BEGIN Provided entries

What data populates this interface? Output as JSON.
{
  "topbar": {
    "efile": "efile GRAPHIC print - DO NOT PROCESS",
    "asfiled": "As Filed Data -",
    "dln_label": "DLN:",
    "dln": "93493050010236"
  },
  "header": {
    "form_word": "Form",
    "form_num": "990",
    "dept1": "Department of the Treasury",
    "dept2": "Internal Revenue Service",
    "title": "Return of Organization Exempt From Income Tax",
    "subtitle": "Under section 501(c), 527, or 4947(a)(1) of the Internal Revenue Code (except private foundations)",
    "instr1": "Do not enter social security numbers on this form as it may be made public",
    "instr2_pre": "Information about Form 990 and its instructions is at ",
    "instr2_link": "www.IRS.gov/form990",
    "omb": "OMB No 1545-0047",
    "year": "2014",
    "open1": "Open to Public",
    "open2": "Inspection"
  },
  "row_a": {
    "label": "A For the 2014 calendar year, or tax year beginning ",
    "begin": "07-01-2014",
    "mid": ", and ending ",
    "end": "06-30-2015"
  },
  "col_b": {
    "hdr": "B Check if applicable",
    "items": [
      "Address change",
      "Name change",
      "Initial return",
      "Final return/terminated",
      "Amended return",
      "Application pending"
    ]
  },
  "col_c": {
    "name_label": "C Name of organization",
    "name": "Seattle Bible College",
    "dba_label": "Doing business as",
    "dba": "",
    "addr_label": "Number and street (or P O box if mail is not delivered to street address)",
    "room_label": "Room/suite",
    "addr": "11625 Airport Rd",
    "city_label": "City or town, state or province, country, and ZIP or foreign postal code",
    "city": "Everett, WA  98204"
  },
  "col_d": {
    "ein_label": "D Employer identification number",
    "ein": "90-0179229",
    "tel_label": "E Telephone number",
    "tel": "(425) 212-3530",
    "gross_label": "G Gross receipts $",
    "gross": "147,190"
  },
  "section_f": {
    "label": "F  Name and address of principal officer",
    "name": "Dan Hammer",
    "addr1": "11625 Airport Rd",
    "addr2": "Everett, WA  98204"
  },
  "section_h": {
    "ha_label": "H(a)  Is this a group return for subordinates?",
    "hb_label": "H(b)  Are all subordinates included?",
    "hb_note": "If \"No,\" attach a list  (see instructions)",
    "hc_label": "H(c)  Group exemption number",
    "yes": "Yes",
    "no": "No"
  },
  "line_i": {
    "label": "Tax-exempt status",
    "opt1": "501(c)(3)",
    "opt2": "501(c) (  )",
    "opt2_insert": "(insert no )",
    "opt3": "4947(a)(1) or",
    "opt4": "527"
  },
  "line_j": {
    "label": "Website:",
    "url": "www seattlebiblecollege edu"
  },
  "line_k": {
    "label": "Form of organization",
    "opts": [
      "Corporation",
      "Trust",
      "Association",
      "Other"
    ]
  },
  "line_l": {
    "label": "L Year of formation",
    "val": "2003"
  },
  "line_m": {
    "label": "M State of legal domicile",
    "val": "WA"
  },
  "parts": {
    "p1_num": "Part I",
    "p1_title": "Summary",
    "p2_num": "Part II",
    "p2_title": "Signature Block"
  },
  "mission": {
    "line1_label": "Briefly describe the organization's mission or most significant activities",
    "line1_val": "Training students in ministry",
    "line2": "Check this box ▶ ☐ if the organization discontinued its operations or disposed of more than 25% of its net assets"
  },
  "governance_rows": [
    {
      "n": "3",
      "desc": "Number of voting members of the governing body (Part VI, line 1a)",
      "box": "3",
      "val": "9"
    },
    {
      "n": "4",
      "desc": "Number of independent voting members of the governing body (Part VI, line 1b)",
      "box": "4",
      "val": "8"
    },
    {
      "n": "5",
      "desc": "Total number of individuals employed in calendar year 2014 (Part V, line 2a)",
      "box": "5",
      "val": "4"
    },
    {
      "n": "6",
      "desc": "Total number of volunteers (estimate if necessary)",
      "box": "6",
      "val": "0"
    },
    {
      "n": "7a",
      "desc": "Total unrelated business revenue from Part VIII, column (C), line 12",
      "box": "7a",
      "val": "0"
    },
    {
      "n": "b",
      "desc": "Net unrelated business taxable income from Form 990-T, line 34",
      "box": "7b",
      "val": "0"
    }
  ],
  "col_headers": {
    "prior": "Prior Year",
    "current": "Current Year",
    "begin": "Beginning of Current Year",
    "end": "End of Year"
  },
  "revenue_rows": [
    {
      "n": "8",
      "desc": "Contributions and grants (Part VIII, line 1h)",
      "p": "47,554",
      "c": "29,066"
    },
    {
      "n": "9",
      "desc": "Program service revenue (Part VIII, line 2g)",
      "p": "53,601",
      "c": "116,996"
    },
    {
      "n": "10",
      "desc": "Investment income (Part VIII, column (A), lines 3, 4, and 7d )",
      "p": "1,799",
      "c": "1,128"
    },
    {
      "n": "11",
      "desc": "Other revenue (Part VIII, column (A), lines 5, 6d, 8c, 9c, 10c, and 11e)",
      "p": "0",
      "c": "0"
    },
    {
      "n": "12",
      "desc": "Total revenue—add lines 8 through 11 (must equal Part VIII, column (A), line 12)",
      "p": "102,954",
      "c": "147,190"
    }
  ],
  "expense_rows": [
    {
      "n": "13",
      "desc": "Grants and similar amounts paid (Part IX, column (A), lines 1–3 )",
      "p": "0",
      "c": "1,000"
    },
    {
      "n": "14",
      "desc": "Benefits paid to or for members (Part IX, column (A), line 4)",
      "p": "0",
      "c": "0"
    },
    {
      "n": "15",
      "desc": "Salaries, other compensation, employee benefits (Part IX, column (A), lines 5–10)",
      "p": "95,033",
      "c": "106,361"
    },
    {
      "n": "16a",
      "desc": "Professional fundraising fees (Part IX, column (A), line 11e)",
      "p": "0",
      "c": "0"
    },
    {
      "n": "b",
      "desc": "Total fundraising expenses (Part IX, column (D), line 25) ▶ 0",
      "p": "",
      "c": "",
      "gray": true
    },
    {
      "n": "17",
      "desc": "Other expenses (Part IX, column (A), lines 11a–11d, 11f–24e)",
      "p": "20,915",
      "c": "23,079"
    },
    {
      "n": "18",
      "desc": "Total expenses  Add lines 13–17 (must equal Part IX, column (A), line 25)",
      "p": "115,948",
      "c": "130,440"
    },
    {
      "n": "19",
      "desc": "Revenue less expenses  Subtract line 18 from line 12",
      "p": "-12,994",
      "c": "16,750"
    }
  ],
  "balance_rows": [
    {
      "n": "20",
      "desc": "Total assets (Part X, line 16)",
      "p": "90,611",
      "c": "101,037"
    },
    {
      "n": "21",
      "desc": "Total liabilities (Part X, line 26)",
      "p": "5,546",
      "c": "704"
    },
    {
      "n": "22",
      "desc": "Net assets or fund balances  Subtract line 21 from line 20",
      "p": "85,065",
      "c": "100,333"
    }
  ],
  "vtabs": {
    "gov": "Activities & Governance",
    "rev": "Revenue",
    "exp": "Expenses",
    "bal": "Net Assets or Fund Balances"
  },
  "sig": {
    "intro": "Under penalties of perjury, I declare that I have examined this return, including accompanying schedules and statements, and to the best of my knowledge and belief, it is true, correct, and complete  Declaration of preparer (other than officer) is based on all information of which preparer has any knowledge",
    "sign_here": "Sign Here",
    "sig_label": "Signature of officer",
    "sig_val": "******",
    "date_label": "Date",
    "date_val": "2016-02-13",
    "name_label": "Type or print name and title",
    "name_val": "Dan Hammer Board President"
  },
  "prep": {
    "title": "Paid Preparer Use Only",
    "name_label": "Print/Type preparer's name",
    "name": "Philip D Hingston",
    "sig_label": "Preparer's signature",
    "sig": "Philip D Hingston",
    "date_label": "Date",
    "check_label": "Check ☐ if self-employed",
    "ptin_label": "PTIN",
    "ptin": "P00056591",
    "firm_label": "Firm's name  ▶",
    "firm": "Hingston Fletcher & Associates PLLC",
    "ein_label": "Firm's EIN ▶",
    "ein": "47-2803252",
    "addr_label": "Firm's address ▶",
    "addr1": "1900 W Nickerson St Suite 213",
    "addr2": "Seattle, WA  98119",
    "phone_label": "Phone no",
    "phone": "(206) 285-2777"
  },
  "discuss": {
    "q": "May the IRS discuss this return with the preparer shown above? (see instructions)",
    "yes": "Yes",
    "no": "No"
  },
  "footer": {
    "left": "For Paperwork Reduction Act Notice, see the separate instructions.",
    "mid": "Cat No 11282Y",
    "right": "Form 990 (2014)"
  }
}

END Provided entries

*What you need to do:*
Copy each line above that contains the word "Total".

*Task output:*
      "desc": "Total number of individuals employed in calendar year 2014 (Part V, line 2a)",
      "desc": "Total number of volunteers (estimate if necessary)",
      "desc": "Total unrelated business revenue from Part VIII, column (C), line 12",
      "desc": "Total revenue—add lines 8 through 11 (must equal Part VIII, column (A), line 12)",
      "desc": "Total fundraising expenses (Part IX, column (D), line 25) ▶ 0",
      "desc": "Total expenses  Add lines 13–17 (must equal Part IX, column (A), line 25)",
      "desc": "Total assets (Part X, line 16)",
      "desc": "Total liabilities (Part X, line 26)",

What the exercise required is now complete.